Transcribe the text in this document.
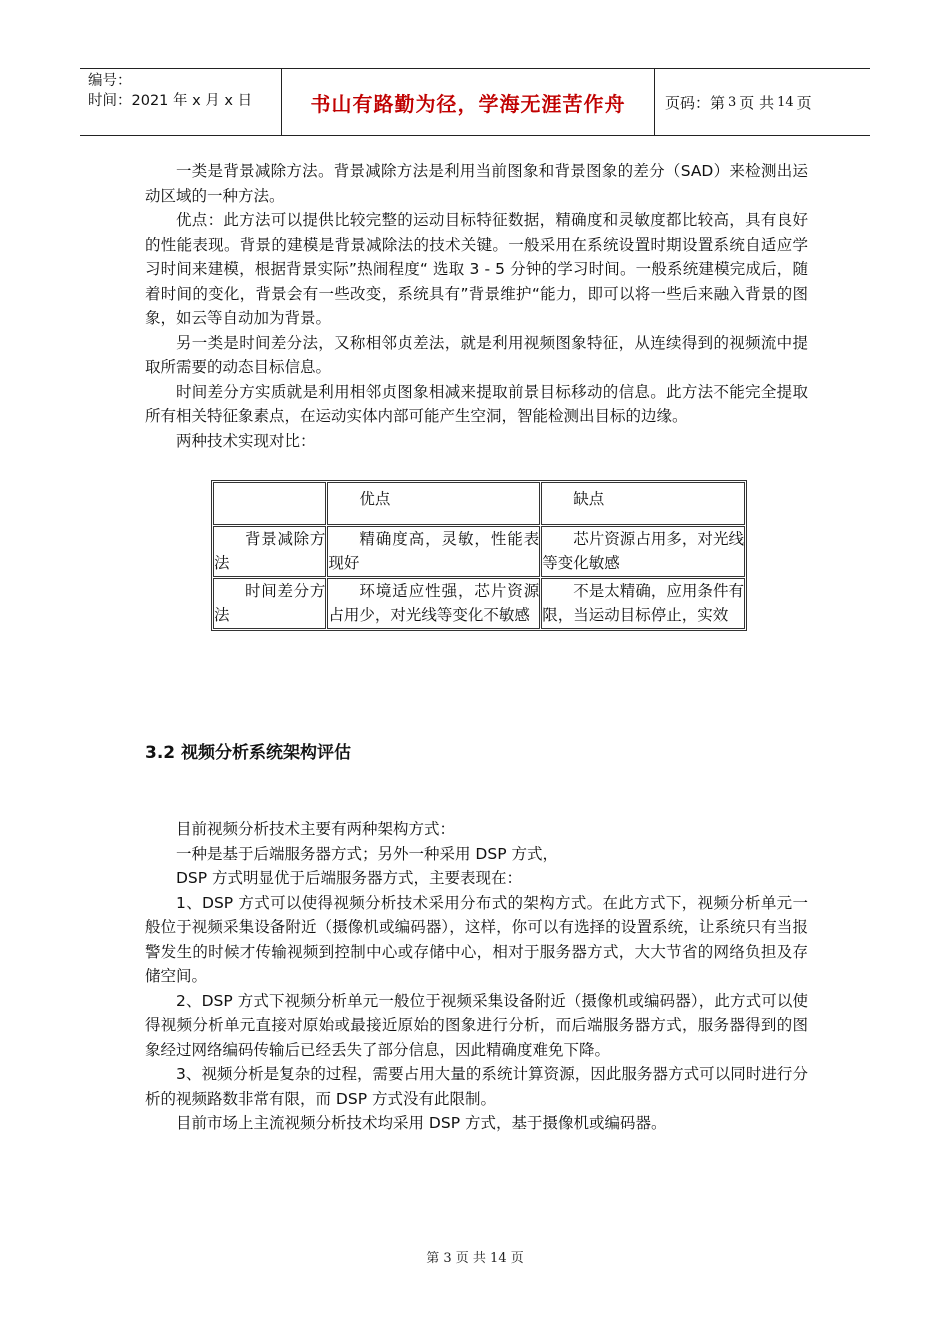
编号：
时间：2021 年 x 月 x 日	书山有路勤为径，学海无涯苦作舟	页码：第 3 页 共 14 页

一类是背景减除方法。背景减除方法是利用当前图象和背景图象的差分（SAD）来检测出运动区域的一种方法。

优点：此方法可以提供比较完整的运动目标特征数据，精确度和灵敏度都比较高，具有良好的性能表现。背景的建模是背景减除法的技术关键。一般采用在系统设置时期设置系统自适应学习时间来建模，根据背景实际”热闹程度“ 选取 3 - 5 分钟的学习时间。一般系统建模完成后，随着时间的变化，背景会有一些改变，系统具有”背景维护“能力，即可以将一些后来融入背景的图象，如云等自动加为背景。

另一类是时间差分法，又称相邻贞差法，就是利用视频图象特征，从连续得到的视频流中提取所需要的动态目标信息。

时间差分方实质就是利用相邻贞图象相减来提取前景目标移动的信息。此方法不能完全提取所有相关特征象素点，在运动实体内部可能产生空洞，智能检测出目标的边缘。

两种技术实现对比：

	优点	缺点
背景减除方法	精确度高，灵敏，性能表现好	芯片资源占用多，对光线等变化敏感
时间差分方法	环境适应性强，芯片资源占用少，对光线等变化不敏感	不是太精确，应用条件有限，当运动目标停止，实效
3.2 视频分析系统架构评估

目前视频分析技术主要有两种架构方式：

一种是基于后端服务器方式；另外一种采用 DSP 方式，

DSP 方式明显优于后端服务器方式，主要表现在：

1、DSP 方式可以使得视频分析技术采用分布式的架构方式。在此方式下，视频分析单元一般位于视频采集设备附近（摄像机或编码器），这样，你可以有选择的设置系统，让系统只有当报警发生的时候才传输视频到控制中心或存储中心，相对于服务器方式，大大节省的网络负担及存储空间。

2、DSP 方式下视频分析单元一般位于视频采集设备附近（摄像机或编码器），此方式可以使得视频分析单元直接对原始或最接近原始的图象进行分析，而后端服务器方式，服务器得到的图象经过网络编码传输后已经丢失了部分信息，因此精确度难免下降。

3、视频分析是复杂的过程，需要占用大量的系统计算资源，因此服务器方式可以同时进行分析的视频路数非常有限，而 DSP 方式没有此限制。

目前市场上主流视频分析技术均采用 DSP 方式，基于摄像机或编码器。

第 3 页 共 14 页
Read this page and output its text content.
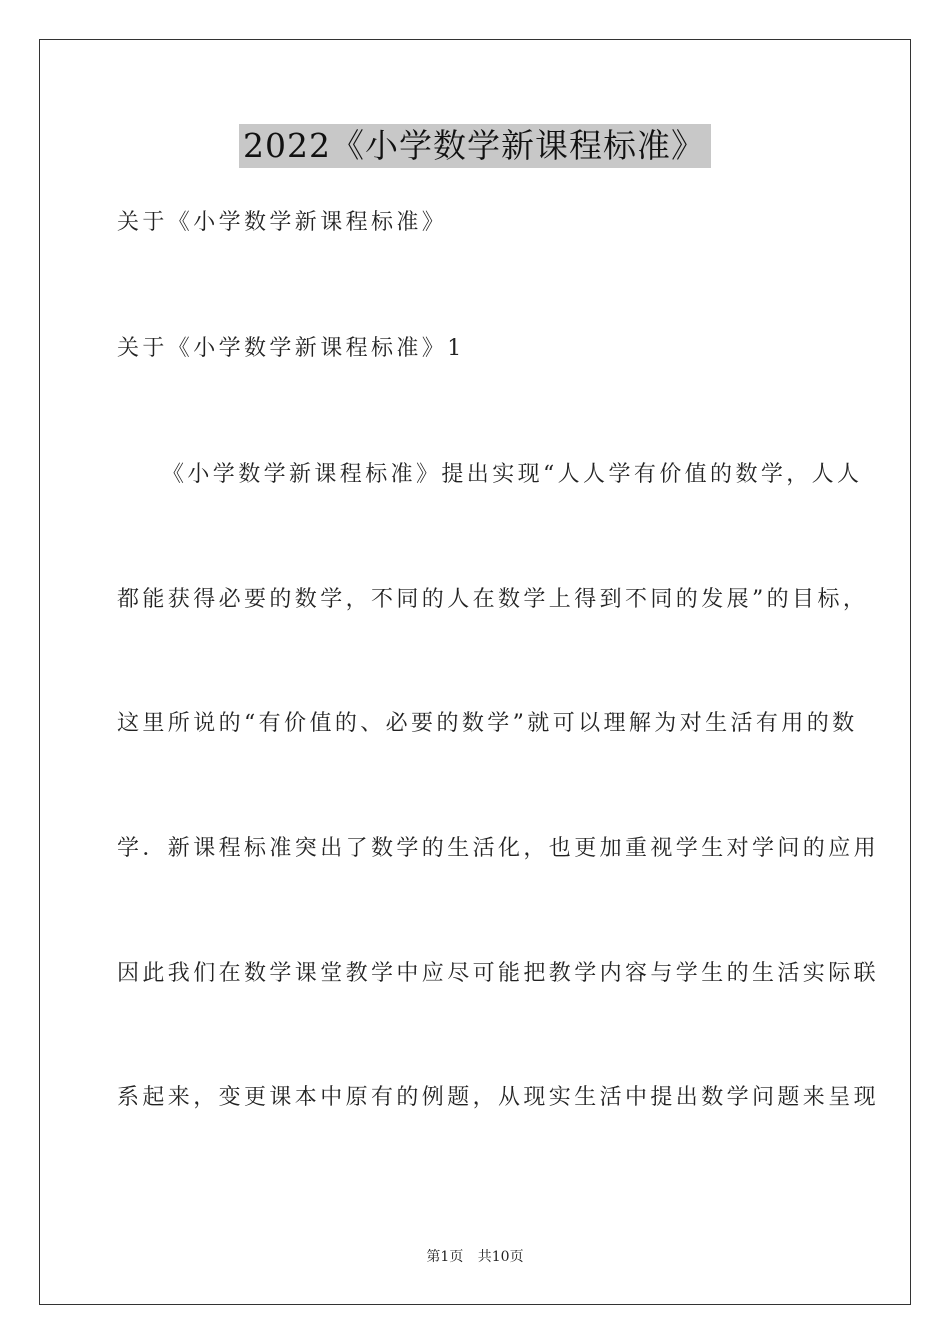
2022《小学数学新课程标准》
关于《小学数学新课程标准》
关于《小学数学新课程标准》1
《小学数学新课程标准》提出实现“人人学有价值的数学，人人
都能获得必要的数学，不同的人在数学上得到不同的发展”的目标，
这里所说的“有价值的、必要的数学”就可以理解为对生活有用的数
学．新课程标准突出了数学的生活化，也更加重视学生对学问的应用
因此我们在数学课堂教学中应尽可能把教学内容与学生的生活实际联
系起来，变更课本中原有的例题，从现实生活中提出数学问题来呈现
第1页 共10页
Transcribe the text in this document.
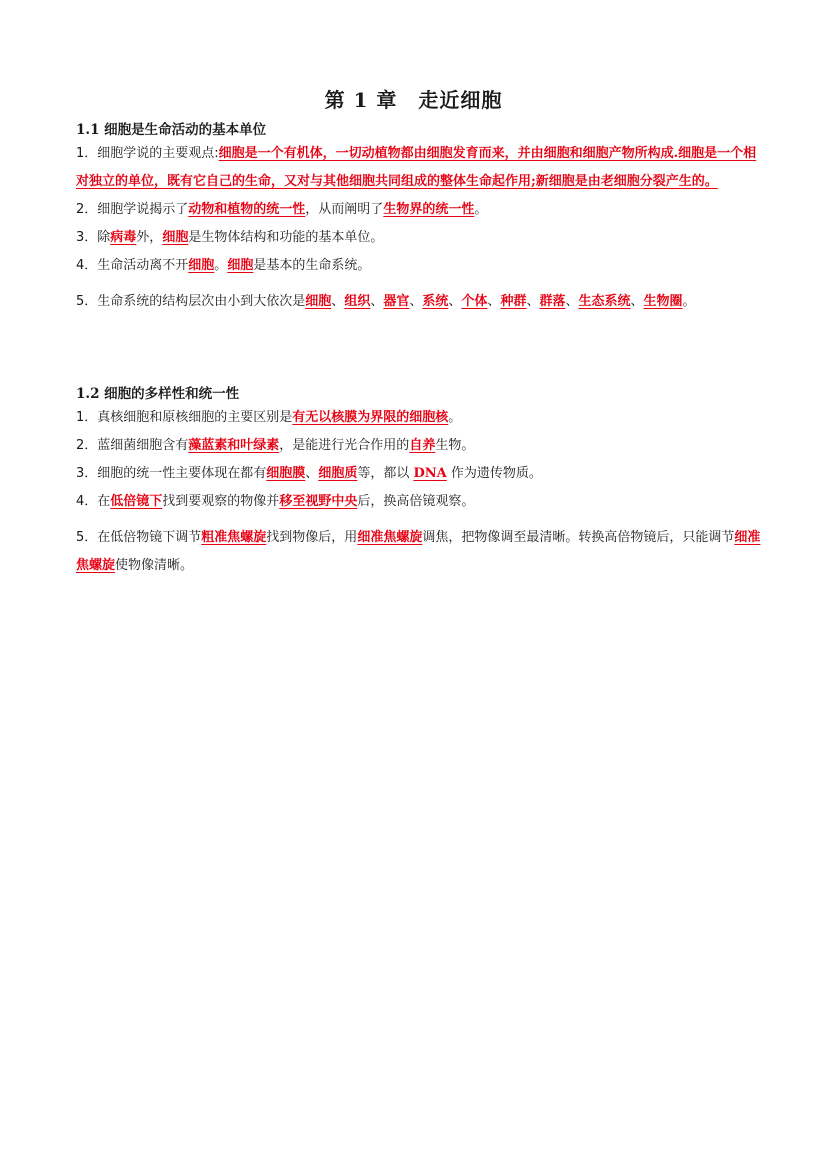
第 1 章　走近细胞
1.1 细胞是生命活动的基本单位
1．细胞学说的主要观点:细胞是一个有机体，一切动植物都由细胞发育而来，并由细胞和细胞产物所构成.细胞是一个相对独立的单位，既有它自己的生命，又对与其他细胞共同组成的整体生命起作用;新细胞是由老细胞分裂产生的。
2．细胞学说揭示了动物和植物的统一性，从而阐明了生物界的统一性。
3．除病毒外，细胞是生物体结构和功能的基本单位。
4．生命活动离不开细胞。细胞是基本的生命系统。
5．生命系统的结构层次由小到大依次是细胞、组织、器官、系统、个体、种群、群落、生态系统、生物圈。
1.2 细胞的多样性和统一性
1．真核细胞和原核细胞的主要区别是有无以核膜为界限的细胞核。
2．蓝细菌细胞含有藻蓝素和叶绿素，是能进行光合作用的自养生物。
3．细胞的统一性主要体现在都有细胞膜、细胞质等，都以 DNA 作为遗传物质。
4．在低倍镜下找到要观察的物像并移至视野中央后，换高倍镜观察。
5．在低倍物镜下调节粗准焦螺旋找到物像后，用细准焦螺旋调焦，把物像调至最清晰。转换高倍物镜后，只能调节细准焦螺旋使物像清晰。
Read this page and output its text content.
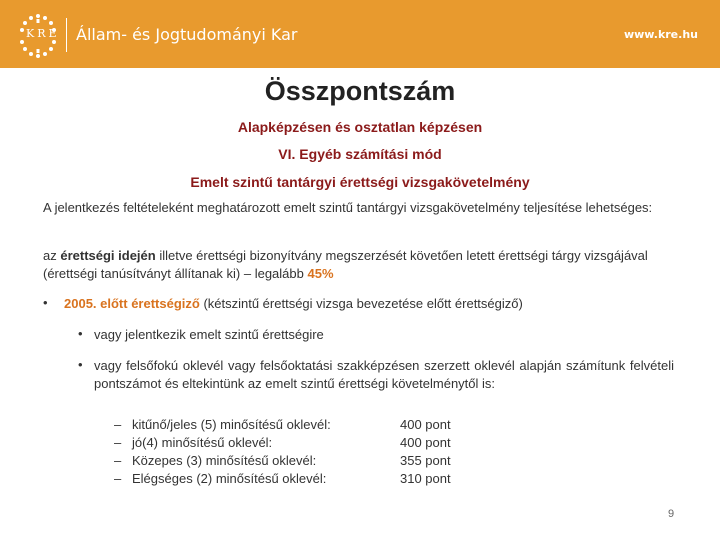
KRE Állam- és Jogtudományi Kar	www.kre.hu
Összpontszám
Alapképzésen és osztatlan képzésen
VI. Egyéb számítási mód
Emelt szintű tantárgyi érettségi vizsgakövetelmény
A jelentkezés feltételeként meghatározott emelt szintű tantárgyi vizsgakövetelmény teljesítése lehetséges:
az érettségi idején illetve érettségi bizonyítvány megszerzését követően letett érettségi tárgy vizsgájával (érettségi tanúsítványt állítanak ki) – legalább 45%
• 2005. előtt érettségiző (kétszintű érettségi vizsga bevezetése előtt érettségiző)
• vagy jelentkezik emelt szintű érettségire
• vagy felsőfokú oklevél vagy felsőoktatási szakképzésen szerzett oklevél alapján számítunk felvételi pontszámot és eltekintünk az emelt szintű érettségi követelménytől is:
– kitűnő/jeles (5) minősítésű oklevél:	400 pont
– jó(4) minősítésű oklevél:	400 pont
– Közepes (3) minősítésű oklevél:	355 pont
– Elégséges (2) minősítésű oklevél:	310 pont
9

**Instructions for the task**
Print the entries above exactly, taking out only the pictures.

**Written response**
Transcribe the text in this document.
编号：
时间：2021 年 x 月 x 日	书山有路勤为径，学海无涯苦作舟	页码：第 3 页 共 14 页

一类是背景减除方法。背景减除方法是利用当前图象和背景图象的差分（SAD）来检测出运动区域的一种方法。

优点：此方法可以提供比较完整的运动目标特征数据，精确度和灵敏度都比较高，具有良好的性能表现。背景的建模是背景减除法的技术关键。一般采用在系统设置时期设置系统自适应学习时间来建模，根据背景实际”热闹程度“ 选取 3 - 5 分钟的学习时间。一般系统建模完成后，随着时间的变化，背景会有一些改变，系统具有”背景维护“能力，即可以将一些后来融入背景的图象，如云等自动加为背景。

另一类是时间差分法，又称相邻贞差法，就是利用视频图象特征，从连续得到的视频流中提取所需要的动态目标信息。

时间差分方实质就是利用相邻贞图象相减来提取前景目标移动的信息。此方法不能完全提取所有相关特征象素点，在运动实体内部可能产生空洞，智能检测出目标的边缘。

两种技术实现对比：

	优点	缺点
背景减除方法	精确度高，灵敏，性能表现好	芯片资源占用多，对光线等变化敏感
时间差分方法	环境适应性强，芯片资源占用少，对光线等变化不敏感	不是太精确，应用条件有限，当运动目标停止，实效
3.2 视频分析系统架构评估

目前视频分析技术主要有两种架构方式：

一种是基于后端服务器方式；另外一种采用 DSP 方式，

DSP 方式明显优于后端服务器方式，主要表现在：

1、DSP 方式可以使得视频分析技术采用分布式的架构方式。在此方式下，视频分析单元一般位于视频采集设备附近（摄像机或编码器），这样，你可以有选择的设置系统，让系统只有当报警发生的时候才传输视频到控制中心或存储中心，相对于服务器方式，大大节省的网络负担及存储空间。

2、DSP 方式下视频分析单元一般位于视频采集设备附近（摄像机或编码器），此方式可以使得视频分析单元直接对原始或最接近原始的图象进行分析，而后端服务器方式，服务器得到的图象经过网络编码传输后已经丢失了部分信息，因此精确度难免下降。

3、视频分析是复杂的过程，需要占用大量的系统计算资源，因此服务器方式可以同时进行分析的视频路数非常有限，而 DSP 方式没有此限制。

目前市场上主流视频分析技术均采用 DSP 方式，基于摄像机或编码器。

第 3 页 共 14 页
Read this page and output its text content.
2022《小学数学新课程标准》
关于《小学数学新课程标准》
关于《小学数学新课程标准》1
《小学数学新课程标准》提出实现“人人学有价值的数学，人人
都能获得必要的数学，不同的人在数学上得到不同的发展”的目标，
这里所说的“有价值的、必要的数学”就可以理解为对生活有用的数
学．新课程标准突出了数学的生活化，也更加重视学生对学问的应用
因此我们在数学课堂教学中应尽可能把教学内容与学生的生活实际联
系起来，变更课本中原有的例题，从现实生活中提出数学问题来呈现
第1页 共10页
Transcribe the text in this document.
第 1 章　走近细胞
1.1 细胞是生命活动的基本单位
1．细胞学说的主要观点:细胞是一个有机体，一切动植物都由细胞发育而来，并由细胞和细胞产物所构成.细胞是一个相对独立的单位，既有它自己的生命，又对与其他细胞共同组成的整体生命起作用;新细胞是由老细胞分裂产生的。
2．细胞学说揭示了动物和植物的统一性，从而阐明了生物界的统一性。
3．除病毒外，细胞是生物体结构和功能的基本单位。
4．生命活动离不开细胞。细胞是基本的生命系统。
5．生命系统的结构层次由小到大依次是细胞、组织、器官、系统、个体、种群、群落、生态系统、生物圈。
1.2 细胞的多样性和统一性
1．真核细胞和原核细胞的主要区别是有无以核膜为界限的细胞核。
2．蓝细菌细胞含有藻蓝素和叶绿素，是能进行光合作用的自养生物。
3．细胞的统一性主要体现在都有细胞膜、细胞质等，都以 DNA 作为遗传物质。
4．在低倍镜下找到要观察的物像并移至视野中央后，换高倍镜观察。
5．在低倍物镜下调节粗准焦螺旋找到物像后，用细准焦螺旋调焦，把物像调至最清晰。转换高倍物镜后，只能调节细准焦螺旋使物像清晰。
Read this page and output its text content.
KRE Állam- és Jogtudományi Kar	www.kre.hu
Összpontszám
Alapképzésen és osztatlan képzésen
VI. Egyéb számítási mód
Emelt szintű tantárgyi érettségi vizsgakövetelmény
A jelentkezés feltételeként meghatározott emelt szintű tantárgyi vizsgakövetelmény teljesítése lehetséges:
az érettségi idején illetve érettségi bizonyítvány megszerzését követően letett érettségi tárgy vizsgájával (érettségi tanúsítványt állítanak ki) – legalább 45%
• 2005. előtt érettségiző (kétszintű érettségi vizsga bevezetése előtt érettségiző)
• vagy jelentkezik emelt szintű érettségire
• vagy felsőfokú oklevél vagy felsőoktatási szakképzésen szerzett oklevél alapján számítunk felvételi pontszámot és eltekintünk az emelt szintű érettségi követelménytől is:
– kitűnő/jeles (5) minősítésű oklevél:	400 pont
– jó(4) minősítésű oklevél:	400 pont
– Közepes (3) minősítésű oklevél:	355 pont
– Elégséges (2) minősítésű oklevél:	310 pont
9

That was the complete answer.